-- start of Material --
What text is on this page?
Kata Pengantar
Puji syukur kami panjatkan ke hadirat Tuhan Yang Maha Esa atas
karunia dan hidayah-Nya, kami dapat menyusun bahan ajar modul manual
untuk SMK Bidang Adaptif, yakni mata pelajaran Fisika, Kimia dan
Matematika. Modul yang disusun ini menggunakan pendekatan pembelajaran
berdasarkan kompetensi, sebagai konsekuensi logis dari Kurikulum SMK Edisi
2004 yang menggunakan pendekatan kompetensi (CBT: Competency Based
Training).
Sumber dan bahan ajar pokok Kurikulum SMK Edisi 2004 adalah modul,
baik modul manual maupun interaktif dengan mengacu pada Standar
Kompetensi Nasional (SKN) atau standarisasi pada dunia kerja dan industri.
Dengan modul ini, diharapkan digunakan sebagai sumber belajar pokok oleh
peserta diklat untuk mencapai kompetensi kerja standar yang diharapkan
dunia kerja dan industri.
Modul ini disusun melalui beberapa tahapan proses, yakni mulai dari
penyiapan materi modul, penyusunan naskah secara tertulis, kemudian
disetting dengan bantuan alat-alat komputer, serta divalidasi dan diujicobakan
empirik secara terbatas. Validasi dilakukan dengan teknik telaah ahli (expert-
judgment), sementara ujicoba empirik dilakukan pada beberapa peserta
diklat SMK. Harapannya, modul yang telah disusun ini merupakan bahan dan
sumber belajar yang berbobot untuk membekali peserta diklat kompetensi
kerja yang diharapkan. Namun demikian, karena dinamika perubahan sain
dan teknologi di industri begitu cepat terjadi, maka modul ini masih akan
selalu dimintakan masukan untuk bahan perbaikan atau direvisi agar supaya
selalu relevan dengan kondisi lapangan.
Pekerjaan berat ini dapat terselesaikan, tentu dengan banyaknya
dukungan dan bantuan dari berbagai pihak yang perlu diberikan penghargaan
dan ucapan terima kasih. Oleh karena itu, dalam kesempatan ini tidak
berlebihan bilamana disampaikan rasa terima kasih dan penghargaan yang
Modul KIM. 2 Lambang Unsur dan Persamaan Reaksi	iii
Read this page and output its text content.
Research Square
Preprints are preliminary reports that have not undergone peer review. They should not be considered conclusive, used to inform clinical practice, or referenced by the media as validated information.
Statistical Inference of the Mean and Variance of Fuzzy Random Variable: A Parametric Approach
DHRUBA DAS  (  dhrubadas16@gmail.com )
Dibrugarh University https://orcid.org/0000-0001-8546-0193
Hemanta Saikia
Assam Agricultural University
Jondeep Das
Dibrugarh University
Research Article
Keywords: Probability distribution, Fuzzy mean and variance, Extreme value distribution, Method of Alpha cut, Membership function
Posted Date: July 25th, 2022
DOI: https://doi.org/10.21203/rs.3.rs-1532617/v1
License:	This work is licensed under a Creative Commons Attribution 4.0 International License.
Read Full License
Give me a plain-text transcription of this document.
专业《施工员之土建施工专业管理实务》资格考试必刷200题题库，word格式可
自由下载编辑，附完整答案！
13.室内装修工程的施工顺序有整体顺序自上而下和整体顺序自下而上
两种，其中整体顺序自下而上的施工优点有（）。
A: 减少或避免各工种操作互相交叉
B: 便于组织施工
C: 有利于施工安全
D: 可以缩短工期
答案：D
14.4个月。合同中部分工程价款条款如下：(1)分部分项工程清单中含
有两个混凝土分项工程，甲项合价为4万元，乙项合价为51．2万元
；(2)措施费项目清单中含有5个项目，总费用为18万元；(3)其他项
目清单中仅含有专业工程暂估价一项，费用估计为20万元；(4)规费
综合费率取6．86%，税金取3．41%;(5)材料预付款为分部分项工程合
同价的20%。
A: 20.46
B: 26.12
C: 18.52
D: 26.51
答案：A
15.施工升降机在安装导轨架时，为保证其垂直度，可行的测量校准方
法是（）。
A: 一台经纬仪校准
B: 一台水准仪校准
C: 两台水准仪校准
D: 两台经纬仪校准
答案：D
-- end of Material --
Set task: Starting at the line that contains "Give me a plain-text", copy each line exactly through the end of the listing above. Include that first line and the last one, and add nothing.

The reply:
Give me a plain-text transcription of this document.
专业《施工员之土建施工专业管理实务》资格考试必刷200题题库，word格式可
自由下载编辑，附完整答案！
13.室内装修工程的施工顺序有整体顺序自上而下和整体顺序自下而上
两种，其中整体顺序自下而上的施工优点有（）。
A: 减少或避免各工种操作互相交叉
B: 便于组织施工
C: 有利于施工安全
D: 可以缩短工期
答案：D
14.4个月。合同中部分工程价款条款如下：(1)分部分项工程清单中含
有两个混凝土分项工程，甲项合价为4万元，乙项合价为51．2万元
；(2)措施费项目清单中含有5个项目，总费用为18万元；(3)其他项
目清单中仅含有专业工程暂估价一项，费用估计为20万元；(4)规费
综合费率取6．86%，税金取3．41%;(5)材料预付款为分部分项工程合
同价的20%。
A: 20.46
B: 26.12
C: 18.52
D: 26.51
答案：A
15.施工升降机在安装导轨架时，为保证其垂直度，可行的测量校准方
法是（）。
A: 一台经纬仪校准
B: 一台水准仪校准
C: 两台水准仪校准
D: 两台经纬仪校准
答案：D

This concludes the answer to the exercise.